→ Short problem
What is the number of lines containing the word "through"? Give that number alone.
_____
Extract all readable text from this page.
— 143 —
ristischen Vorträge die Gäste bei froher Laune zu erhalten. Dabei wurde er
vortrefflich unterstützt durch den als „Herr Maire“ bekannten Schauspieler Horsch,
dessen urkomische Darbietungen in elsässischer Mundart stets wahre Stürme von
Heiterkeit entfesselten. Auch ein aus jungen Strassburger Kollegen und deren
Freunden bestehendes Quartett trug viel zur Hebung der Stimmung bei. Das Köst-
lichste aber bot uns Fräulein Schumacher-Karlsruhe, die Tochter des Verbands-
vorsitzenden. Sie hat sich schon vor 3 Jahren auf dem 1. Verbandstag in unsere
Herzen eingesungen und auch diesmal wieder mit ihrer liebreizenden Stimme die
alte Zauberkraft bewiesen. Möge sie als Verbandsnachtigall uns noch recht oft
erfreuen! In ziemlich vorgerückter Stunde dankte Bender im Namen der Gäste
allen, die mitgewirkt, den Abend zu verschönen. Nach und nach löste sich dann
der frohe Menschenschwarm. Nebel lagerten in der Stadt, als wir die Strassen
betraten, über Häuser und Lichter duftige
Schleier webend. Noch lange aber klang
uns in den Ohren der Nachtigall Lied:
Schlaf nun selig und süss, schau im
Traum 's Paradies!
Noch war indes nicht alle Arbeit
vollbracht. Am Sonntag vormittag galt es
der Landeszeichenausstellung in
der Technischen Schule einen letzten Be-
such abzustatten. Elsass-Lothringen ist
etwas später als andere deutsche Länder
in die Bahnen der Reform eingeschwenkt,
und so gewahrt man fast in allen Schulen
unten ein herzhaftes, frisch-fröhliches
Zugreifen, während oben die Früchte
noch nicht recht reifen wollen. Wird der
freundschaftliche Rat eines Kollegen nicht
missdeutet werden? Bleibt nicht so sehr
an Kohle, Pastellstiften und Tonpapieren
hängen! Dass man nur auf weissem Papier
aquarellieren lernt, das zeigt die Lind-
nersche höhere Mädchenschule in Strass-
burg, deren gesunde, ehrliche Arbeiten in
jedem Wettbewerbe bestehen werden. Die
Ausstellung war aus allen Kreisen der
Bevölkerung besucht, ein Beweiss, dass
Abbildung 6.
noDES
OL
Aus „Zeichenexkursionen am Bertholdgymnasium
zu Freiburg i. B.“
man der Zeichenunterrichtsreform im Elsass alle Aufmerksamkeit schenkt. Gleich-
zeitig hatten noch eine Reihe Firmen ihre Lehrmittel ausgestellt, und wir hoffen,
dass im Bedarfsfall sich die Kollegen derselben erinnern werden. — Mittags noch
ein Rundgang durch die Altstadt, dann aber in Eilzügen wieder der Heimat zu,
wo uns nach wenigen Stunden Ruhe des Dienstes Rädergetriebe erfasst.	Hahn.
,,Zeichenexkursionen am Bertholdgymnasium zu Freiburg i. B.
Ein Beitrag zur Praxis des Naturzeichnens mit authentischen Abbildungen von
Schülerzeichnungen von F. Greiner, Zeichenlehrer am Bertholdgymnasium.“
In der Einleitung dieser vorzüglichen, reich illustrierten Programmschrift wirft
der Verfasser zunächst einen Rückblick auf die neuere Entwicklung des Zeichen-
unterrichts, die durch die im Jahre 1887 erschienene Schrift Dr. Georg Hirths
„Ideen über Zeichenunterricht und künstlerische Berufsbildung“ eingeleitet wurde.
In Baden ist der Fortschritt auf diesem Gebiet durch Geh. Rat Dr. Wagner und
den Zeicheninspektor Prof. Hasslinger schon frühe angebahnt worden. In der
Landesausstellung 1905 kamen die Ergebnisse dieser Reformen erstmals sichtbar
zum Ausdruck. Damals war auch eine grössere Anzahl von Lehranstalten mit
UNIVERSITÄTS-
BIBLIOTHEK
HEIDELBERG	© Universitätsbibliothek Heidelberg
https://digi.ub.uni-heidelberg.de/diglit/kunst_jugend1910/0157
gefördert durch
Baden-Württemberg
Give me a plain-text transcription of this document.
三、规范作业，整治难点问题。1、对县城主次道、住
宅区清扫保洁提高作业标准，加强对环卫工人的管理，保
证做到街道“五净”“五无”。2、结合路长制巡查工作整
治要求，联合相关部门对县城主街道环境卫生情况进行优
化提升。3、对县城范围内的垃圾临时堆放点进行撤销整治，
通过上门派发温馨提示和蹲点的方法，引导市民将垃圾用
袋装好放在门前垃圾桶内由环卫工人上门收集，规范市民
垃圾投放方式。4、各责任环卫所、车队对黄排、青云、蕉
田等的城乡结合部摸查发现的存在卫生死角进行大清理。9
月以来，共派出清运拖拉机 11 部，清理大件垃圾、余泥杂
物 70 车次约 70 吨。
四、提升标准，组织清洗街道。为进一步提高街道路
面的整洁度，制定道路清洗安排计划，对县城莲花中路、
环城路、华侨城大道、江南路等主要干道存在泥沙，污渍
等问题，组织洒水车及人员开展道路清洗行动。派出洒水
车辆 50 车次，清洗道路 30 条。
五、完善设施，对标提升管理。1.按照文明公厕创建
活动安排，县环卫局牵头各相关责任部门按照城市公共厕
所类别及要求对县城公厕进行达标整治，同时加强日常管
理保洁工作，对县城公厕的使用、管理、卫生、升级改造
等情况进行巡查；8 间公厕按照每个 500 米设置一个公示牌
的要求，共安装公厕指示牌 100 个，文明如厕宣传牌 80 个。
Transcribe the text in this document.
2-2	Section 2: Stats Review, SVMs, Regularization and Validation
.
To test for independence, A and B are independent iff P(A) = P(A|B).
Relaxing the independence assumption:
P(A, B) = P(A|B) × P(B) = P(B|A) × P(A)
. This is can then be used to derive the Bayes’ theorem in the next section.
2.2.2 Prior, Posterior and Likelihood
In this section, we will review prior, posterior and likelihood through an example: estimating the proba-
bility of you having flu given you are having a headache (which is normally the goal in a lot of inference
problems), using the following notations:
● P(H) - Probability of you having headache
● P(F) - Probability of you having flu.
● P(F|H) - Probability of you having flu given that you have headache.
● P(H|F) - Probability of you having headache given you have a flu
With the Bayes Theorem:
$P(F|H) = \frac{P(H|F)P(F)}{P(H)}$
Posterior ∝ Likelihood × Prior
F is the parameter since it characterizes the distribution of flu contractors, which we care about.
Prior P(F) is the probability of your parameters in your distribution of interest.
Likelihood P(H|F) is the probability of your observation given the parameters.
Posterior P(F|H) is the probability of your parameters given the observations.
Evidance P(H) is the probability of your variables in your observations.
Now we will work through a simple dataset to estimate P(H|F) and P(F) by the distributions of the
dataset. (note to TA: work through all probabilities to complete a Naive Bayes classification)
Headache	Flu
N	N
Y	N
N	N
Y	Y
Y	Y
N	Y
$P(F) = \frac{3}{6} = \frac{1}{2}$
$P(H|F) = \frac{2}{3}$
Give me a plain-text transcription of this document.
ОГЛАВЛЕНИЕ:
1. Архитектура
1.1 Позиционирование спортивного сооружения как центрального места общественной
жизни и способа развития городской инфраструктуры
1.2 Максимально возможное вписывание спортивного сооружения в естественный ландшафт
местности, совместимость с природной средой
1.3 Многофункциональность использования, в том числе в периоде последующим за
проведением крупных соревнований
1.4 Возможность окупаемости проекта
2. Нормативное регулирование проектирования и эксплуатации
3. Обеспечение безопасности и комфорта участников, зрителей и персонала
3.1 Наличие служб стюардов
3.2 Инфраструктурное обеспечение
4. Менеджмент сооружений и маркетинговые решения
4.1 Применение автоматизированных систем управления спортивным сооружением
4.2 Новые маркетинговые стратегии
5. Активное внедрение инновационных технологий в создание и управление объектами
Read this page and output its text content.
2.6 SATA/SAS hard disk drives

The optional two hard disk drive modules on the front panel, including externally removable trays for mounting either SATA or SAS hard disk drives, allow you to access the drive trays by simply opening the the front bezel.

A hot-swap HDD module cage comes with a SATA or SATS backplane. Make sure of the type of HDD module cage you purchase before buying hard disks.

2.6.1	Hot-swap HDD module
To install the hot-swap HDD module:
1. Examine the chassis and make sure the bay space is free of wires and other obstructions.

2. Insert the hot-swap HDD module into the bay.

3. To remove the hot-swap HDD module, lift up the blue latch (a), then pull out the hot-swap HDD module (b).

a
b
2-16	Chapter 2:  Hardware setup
_____
→ Correct answer
3